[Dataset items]
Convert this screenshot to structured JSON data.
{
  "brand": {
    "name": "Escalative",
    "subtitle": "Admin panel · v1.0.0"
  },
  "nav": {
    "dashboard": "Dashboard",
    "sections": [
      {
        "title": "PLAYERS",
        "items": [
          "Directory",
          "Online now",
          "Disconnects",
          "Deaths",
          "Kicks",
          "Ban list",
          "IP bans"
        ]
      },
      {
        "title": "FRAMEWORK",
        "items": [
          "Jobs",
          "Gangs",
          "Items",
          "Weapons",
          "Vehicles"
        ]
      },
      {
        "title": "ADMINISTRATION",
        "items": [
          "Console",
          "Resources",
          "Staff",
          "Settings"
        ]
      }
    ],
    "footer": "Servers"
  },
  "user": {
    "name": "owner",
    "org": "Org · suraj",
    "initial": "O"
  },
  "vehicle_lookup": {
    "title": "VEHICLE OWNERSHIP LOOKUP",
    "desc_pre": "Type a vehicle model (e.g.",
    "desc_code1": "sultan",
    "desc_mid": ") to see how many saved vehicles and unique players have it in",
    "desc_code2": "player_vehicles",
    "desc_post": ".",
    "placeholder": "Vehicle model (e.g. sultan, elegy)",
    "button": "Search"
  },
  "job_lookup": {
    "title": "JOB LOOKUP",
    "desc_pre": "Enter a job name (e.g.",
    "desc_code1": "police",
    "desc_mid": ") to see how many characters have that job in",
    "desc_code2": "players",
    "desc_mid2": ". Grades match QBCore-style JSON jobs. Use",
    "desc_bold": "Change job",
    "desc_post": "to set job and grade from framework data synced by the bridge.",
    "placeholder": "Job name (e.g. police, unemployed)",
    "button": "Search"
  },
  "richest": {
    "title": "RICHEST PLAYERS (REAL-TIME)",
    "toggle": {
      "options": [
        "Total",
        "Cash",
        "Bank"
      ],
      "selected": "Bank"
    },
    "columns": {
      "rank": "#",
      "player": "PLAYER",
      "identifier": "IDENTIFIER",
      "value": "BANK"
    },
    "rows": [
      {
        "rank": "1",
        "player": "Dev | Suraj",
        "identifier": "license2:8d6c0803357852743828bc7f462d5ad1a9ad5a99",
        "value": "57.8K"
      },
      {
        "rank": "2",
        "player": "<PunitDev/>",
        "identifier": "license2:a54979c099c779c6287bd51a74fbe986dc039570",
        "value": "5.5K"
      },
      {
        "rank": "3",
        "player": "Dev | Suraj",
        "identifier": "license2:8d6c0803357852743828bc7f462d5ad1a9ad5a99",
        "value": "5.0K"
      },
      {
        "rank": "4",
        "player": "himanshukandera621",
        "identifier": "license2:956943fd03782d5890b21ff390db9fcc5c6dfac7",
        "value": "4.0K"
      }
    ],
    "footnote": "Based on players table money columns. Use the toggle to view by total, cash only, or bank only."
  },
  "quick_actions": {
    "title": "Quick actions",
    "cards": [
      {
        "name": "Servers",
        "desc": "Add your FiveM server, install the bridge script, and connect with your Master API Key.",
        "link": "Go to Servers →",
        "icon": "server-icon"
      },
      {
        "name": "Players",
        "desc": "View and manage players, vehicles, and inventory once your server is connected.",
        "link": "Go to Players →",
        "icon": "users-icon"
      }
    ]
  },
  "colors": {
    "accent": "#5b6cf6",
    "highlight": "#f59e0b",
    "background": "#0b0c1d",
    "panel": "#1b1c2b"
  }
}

Task goal
State how many lines of the records hold the string "toggle", and nothing else.

Output
2